* **Work to do**
Reproduce the data line for line, starting at its first line and continuing up to and including the line that contains "func-box-0: Tworzenie alternatywnych".

☆ ☆ ☆ ☆

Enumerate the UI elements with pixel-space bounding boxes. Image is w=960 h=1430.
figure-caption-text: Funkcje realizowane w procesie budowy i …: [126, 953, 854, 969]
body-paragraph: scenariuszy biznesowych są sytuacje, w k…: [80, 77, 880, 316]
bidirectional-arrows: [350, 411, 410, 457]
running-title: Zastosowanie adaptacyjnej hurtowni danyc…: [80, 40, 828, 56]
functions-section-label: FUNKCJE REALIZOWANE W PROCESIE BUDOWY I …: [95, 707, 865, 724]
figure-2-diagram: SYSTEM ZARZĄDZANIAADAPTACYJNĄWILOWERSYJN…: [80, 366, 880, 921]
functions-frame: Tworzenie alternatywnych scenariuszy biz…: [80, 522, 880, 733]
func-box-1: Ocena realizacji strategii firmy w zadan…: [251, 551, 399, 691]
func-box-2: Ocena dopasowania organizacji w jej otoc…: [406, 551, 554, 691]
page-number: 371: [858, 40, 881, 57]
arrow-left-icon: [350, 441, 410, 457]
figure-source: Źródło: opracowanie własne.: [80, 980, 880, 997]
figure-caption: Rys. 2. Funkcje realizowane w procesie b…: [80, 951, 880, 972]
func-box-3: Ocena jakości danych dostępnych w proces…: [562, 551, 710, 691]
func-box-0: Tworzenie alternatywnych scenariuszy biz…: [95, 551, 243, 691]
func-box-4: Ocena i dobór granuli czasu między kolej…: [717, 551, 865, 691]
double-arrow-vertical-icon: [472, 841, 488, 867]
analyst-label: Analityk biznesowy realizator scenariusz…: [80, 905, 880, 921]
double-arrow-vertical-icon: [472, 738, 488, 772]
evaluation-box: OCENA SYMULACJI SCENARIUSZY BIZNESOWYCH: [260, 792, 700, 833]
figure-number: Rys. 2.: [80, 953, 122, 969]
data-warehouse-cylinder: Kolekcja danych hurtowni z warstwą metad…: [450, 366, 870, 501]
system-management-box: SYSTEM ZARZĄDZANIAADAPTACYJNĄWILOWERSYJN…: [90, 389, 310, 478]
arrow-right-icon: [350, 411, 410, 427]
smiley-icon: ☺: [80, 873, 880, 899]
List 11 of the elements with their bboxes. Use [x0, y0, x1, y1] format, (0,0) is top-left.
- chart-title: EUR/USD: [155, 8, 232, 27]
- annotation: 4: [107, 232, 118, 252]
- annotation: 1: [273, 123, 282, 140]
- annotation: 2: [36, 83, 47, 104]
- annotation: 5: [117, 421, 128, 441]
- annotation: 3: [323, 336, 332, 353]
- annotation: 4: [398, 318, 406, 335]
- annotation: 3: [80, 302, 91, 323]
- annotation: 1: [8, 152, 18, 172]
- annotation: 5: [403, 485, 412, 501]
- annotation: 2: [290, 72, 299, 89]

☆ ☆ ☆ ☆

* **Exercise result**
Enumerate the UI elements with pixel-space bounding boxes. Image is w=960 h=1430.
figure-caption-text: Funkcje realizowane w procesie budowy i …: [126, 953, 854, 969]
body-paragraph: scenariuszy biznesowych są sytuacje, w k…: [80, 77, 880, 316]
bidirectional-arrows: [350, 411, 410, 457]
running-title: Zastosowanie adaptacyjnej hurtowni danyc…: [80, 40, 828, 56]
functions-section-label: FUNKCJE REALIZOWANE W PROCESIE BUDOWY I …: [95, 707, 865, 724]
figure-2-diagram: SYSTEM ZARZĄDZANIAADAPTACYJNĄWILOWERSYJN…: [80, 366, 880, 921]
functions-frame: Tworzenie alternatywnych scenariuszy biz…: [80, 522, 880, 733]
func-box-1: Ocena realizacji strategii firmy w zadan…: [251, 551, 399, 691]
func-box-2: Ocena dopasowania organizacji w jej otoc…: [406, 551, 554, 691]
page-number: 371: [858, 40, 881, 57]
arrow-left-icon: [350, 441, 410, 457]
figure-source: Źródło: opracowanie własne.: [80, 980, 880, 997]
figure-caption: Rys. 2. Funkcje realizowane w procesie b…: [80, 951, 880, 972]
func-box-3: Ocena jakości danych dostępnych w proces…: [562, 551, 710, 691]
func-box-0: Tworzenie alternatywnych scenariuszy biz…: [95, 551, 243, 691]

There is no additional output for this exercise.